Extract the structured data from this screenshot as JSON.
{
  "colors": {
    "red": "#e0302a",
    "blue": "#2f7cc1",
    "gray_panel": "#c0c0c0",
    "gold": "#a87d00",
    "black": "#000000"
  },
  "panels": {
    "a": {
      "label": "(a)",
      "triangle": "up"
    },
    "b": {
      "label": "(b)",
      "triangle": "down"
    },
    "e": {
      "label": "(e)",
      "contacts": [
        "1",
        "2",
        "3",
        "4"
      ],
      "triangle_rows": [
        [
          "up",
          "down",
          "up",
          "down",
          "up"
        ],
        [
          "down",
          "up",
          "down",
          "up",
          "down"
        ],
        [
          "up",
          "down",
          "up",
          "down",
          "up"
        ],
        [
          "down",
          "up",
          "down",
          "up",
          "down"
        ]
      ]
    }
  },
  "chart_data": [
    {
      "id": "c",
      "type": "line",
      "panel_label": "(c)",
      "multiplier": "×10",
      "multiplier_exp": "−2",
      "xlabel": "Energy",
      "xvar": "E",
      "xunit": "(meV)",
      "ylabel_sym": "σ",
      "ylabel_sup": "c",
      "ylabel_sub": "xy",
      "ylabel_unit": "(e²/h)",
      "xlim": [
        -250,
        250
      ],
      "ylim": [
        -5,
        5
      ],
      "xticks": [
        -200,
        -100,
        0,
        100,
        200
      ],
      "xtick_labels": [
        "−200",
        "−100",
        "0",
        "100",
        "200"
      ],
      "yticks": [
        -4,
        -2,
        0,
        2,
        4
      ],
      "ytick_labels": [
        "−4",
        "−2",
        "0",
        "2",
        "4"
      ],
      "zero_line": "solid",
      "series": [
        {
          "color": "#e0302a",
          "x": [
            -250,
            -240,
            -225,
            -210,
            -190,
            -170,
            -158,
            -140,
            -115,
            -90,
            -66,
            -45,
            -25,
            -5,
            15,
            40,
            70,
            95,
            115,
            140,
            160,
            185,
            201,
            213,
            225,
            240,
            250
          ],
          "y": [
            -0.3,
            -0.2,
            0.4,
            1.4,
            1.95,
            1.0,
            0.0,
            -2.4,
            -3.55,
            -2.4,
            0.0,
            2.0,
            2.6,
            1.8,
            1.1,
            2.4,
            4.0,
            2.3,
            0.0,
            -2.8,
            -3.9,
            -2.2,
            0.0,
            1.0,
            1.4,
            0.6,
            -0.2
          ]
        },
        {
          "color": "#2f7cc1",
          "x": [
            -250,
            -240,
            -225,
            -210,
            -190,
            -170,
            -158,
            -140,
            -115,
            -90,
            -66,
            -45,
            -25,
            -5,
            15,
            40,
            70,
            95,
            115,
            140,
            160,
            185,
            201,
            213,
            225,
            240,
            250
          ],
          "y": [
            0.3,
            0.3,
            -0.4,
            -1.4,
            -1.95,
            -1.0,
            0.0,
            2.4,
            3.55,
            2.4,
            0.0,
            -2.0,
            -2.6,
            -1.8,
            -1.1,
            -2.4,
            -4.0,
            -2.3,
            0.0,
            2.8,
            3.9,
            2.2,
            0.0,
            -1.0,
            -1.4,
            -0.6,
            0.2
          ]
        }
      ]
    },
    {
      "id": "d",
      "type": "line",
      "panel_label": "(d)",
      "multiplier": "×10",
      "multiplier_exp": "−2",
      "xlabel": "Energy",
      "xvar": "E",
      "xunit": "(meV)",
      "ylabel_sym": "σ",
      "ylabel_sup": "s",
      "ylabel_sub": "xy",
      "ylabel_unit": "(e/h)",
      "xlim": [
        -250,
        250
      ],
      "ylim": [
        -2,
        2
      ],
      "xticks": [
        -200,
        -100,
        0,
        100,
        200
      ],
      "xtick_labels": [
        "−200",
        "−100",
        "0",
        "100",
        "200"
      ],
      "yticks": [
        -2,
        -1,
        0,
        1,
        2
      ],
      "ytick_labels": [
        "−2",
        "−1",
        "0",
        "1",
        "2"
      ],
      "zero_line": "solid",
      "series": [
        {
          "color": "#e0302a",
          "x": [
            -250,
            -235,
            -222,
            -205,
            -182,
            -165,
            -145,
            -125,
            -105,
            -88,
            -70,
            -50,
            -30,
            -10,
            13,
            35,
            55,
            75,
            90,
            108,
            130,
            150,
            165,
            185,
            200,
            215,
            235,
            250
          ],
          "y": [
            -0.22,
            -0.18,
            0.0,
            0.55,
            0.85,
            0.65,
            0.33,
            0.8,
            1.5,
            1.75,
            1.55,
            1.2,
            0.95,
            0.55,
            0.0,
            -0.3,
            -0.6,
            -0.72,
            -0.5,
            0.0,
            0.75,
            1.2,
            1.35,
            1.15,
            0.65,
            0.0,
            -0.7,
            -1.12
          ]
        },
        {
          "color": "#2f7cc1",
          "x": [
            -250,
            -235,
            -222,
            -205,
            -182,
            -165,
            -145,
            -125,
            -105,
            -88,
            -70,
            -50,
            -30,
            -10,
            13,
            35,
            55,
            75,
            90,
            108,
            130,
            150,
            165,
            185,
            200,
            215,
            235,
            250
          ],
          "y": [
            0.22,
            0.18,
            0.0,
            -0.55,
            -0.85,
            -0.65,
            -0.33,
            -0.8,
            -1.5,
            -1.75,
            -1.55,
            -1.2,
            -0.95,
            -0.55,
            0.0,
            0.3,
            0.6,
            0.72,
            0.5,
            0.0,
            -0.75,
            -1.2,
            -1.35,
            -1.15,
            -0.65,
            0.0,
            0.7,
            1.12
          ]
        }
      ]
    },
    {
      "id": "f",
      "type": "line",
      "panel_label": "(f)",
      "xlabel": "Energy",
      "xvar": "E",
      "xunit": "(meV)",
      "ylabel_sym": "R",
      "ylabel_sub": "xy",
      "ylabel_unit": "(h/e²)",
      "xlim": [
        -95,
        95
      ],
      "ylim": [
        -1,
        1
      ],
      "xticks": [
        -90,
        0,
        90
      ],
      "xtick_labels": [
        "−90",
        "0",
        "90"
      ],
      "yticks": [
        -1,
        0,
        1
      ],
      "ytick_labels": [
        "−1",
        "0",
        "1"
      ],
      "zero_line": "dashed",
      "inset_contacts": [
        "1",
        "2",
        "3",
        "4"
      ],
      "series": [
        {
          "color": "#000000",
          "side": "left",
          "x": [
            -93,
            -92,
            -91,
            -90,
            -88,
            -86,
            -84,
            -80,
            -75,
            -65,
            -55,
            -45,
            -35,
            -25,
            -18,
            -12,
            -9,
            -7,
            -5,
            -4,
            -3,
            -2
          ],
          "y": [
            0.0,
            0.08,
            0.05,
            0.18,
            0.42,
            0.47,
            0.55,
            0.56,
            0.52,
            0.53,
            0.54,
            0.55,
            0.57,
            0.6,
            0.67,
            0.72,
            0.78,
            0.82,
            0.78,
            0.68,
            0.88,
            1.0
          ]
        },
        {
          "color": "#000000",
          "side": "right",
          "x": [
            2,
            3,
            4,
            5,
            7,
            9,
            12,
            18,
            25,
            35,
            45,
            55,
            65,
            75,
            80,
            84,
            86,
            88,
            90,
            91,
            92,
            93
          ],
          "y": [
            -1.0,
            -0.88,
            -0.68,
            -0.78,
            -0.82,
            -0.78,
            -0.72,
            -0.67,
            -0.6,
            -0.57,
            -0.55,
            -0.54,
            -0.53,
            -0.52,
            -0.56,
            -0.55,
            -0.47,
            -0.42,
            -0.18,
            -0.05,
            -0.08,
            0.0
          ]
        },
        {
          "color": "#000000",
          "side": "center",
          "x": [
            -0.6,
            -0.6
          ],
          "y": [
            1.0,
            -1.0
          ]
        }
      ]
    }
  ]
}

# [Do this]
Repeat all the entries exactly as given.

# [Task result]
Extract the structured data from this screenshot as JSON.
{
  "colors": {
    "red": "#e0302a",
    "blue": "#2f7cc1",
    "gray_panel": "#c0c0c0",
    "gold": "#a87d00",
    "black": "#000000"
  },
  "panels": {
    "a": {
      "label": "(a)",
      "triangle": "up"
    },
    "b": {
      "label": "(b)",
      "triangle": "down"
    },
    "e": {
      "label": "(e)",
      "contacts": [
        "1",
        "2",
        "3",
        "4"
      ],
      "triangle_rows": [
        [
          "up",
          "down",
          "up",
          "down",
          "up"
        ],
        [
          "down",
          "up",
          "down",
          "up",
          "down"
        ],
        [
          "up",
          "down",
          "up",
          "down",
          "up"
        ],
        [
          "down",
          "up",
          "down",
          "up",
          "down"
        ]
      ]
    }
  },
  "chart_data": [
    {
      "id": "c",
      "type": "line",
      "panel_label": "(c)",
      "multiplier": "×10",
      "multiplier_exp": "−2",
      "xlabel": "Energy",
      "xvar": "E",
      "xunit": "(meV)",
      "ylabel_sym": "σ",
      "ylabel_sup": "c",
      "ylabel_sub": "xy",
      "ylabel_unit": "(e²/h)",
      "xlim": [
        -250,
        250
      ],
      "ylim": [
        -5,
        5
      ],
      "xticks": [
        -200,
        -100,
        0,
        100,
        200
      ],
      "xtick_labels": [
        "−200",
        "−100",
        "0",
        "100",
        "200"
      ],
      "yticks": [
        -4,
        -2,
        0,
        2,
        4
      ],
      "ytick_labels": [
        "−4",
        "−2",
        "0",
        "2",
        "4"
      ],
      "zero_line": "solid",
      "series": [
        {
          "color": "#e0302a",
          "x": [
            -250,
            -240,
            -225,
            -210,
            -190,
            -170,
            -158,
            -140,
            -115,
            -90,
            -66,
            -45,
            -25,
            -5,
            15,
            40,
            70,
            95,
            115,
            140,
            160,
            185,
            201,
            213,
            225,
            240,
            250
          ],
          "y": [
            -0.3,
            -0.2,
            0.4,
            1.4,
            1.95,
            1.0,
            0.0,
            -2.4,
            -3.55,
            -2.4,
            0.0,
            2.0,
            2.6,
            1.8,
            1.1,
            2.4,
            4.0,
            2.3,
            0.0,
            -2.8,
            -3.9,
            -2.2,
            0.0,
            1.0,
            1.4,
            0.6,
            -0.2
          ]
        },
        {
          "color": "#2f7cc1",
          "x": [
            -250,
            -240,
            -225,
            -210,
            -190,
            -170,
            -158,
            -140,
            -115,
            -90,
            -66,
            -45,
            -25,
            -5,
            15,
            40,
            70,
            95,
            115,
            140,
            160,
            185,
            201,
            213,
            225,
            240,
            250
          ],
          "y": [
            0.3,
            0.3,
            -0.4,
            -1.4,
            -1.95,
            -1.0,
            0.0,
            2.4,
            3.55,
            2.4,
            0.0,
            -2.0,
            -2.6,
            -1.8,
            -1.1,
            -2.4,
            -4.0,
            -2.3,
            0.0,
            2.8,
            3.9,
            2.2,
            0.0,
            -1.0,
            -1.4,
            -0.6,
            0.2
          ]
        }
      ]
    },
    {
      "id": "d",
      "type": "line",
      "panel_label": "(d)",
      "multiplier": "×10",
      "multiplier_exp": "−2",
      "xlabel": "Energy",
      "xvar": "E",
      "xunit": "(meV)",
      "ylabel_sym": "σ",
      "ylabel_sup": "s",
      "ylabel_sub": "xy",
      "ylabel_unit": "(e/h)",
      "xlim": [
        -250,
        250
      ],
      "ylim": [
        -2,
        2
      ],
      "xticks": [
        -200,
        -100,
        0,
        100,
        200
      ],
      "xtick_labels": [
        "−200",
        "−100",
        "0",
        "100",
        "200"
      ],
      "yticks": [
        -2,
        -1,
        0,
        1,
        2
      ],
      "ytick_labels": [
        "−2",
        "−1",
        "0",
        "1",
        "2"
      ],
      "zero_line": "solid",
      "series": [
        {
          "color": "#e0302a",
          "x": [
            -250,
            -235,
            -222,
            -205,
            -182,
            -165,
            -145,
            -125,
            -105,
            -88,
            -70,
            -50,
            -30,
            -10,
            13,
            35,
            55,
            75,
            90,
            108,
            130,
            150,
            165,
            185,
            200,
            215,
            235,
            250
          ],
          "y": [
            -0.22,
            -0.18,
            0.0,
            0.55,
            0.85,
            0.65,
            0.33,
            0.8,
            1.5,
            1.75,
            1.55,
            1.2,
            0.95,
            0.55,
            0.0,
            -0.3,
            -0.6,
            -0.72,
            -0.5,
            0.0,
            0.75,
            1.2,
            1.35,
            1.15,
            0.65,
            0.0,
            -0.7,
            -1.12
          ]
        },
        {
          "color": "#2f7cc1",
          "x": [
            -250,
            -235,
            -222,
            -205,
            -182,
            -165,
            -145,
            -125,
            -105,
            -88,
            -70,
            -50,
            -30,
            -10,
            13,
            35,
            55,
            75,
            90,
            108,
            130,
            150,
            165,
            185,
            200,
            215,
            235,
            250
          ],
          "y": [
            0.22,
            0.18,
            0.0,
            -0.55,
            -0.85,
            -0.65,
            -0.33,
            -0.8,
            -1.5,
            -1.75,
            -1.55,
            -1.2,
            -0.95,
            -0.55,
            0.0,
            0.3,
            0.6,
            0.72,
            0.5,
            0.0,
            -0.75,
            -1.2,
            -1.35,
            -1.15,
            -0.65,
            0.0,
            0.7,
            1.12
          ]
        }
      ]
    },
    {
      "id": "f",
      "type": "line",
      "panel_label": "(f)",
      "xlabel": "Energy",
      "xvar": "E",
      "xunit": "(meV)",
      "ylabel_sym": "R",
      "ylabel_sub": "xy",
      "ylabel_unit": "(h/e²)",
      "xlim": [
        -95,
        95
      ],
      "ylim": [
        -1,
        1
      ],
      "xticks": [
        -90,
        0,
        90
      ],
      "xtick_labels": [
        "−90",
        "0",
        "90"
      ],
      "yticks": [
        -1,
        0,
        1
      ],
      "ytick_labels": [
        "−1",
        "0",
        "1"
      ],
      "zero_line": "dashed",
      "inset_contacts": [
        "1",
        "2",
        "3",
        "4"
      ],
      "series": [
        {
          "color": "#000000",
          "side": "left",
          "x": [
            -93,
            -92,
            -91,
            -90,
            -88,
            -86,
            -84,
            -80,
            -75,
            -65,
            -55,
            -45,
            -35,
            -25,
            -18,
            -12,
            -9,
            -7,
            -5,
            -4,
            -3,
            -2
          ],
          "y": [
            0.0,
            0.08,
            0.05,
            0.18,
            0.42,
            0.47,
            0.55,
            0.56,
            0.52,
            0.53,
            0.54,
            0.55,
            0.57,
            0.6,
            0.67,
            0.72,
            0.78,
            0.82,
            0.78,
            0.68,
            0.88,
            1.0
          ]
        },
        {
          "color": "#000000",
          "side": "right",
          "x": [
            2,
            3,
            4,
            5,
            7,
            9,
            12,
            18,
            25,
            35,
            45,
            55,
            65,
            75,
            80,
            84,
            86,
            88,
            90,
            91,
            92,
            93
          ],
          "y": [
            -1.0,
            -0.88,
            -0.68,
            -0.78,
            -0.82,
            -0.78,
            -0.72,
            -0.67,
            -0.6,
            -0.57,
            -0.55,
            -0.54,
            -0.53,
            -0.52,
            -0.56,
            -0.55,
            -0.47,
            -0.42,
            -0.18,
            -0.05,
            -0.08,
            0.0
          ]
        },
        {
          "color": "#000000",
          "side": "center",
          "x": [
            -0.6,
            -0.6
          ],
          "y": [
            1.0,
            -1.0
          ]
        }
      ]
    }
  ]
}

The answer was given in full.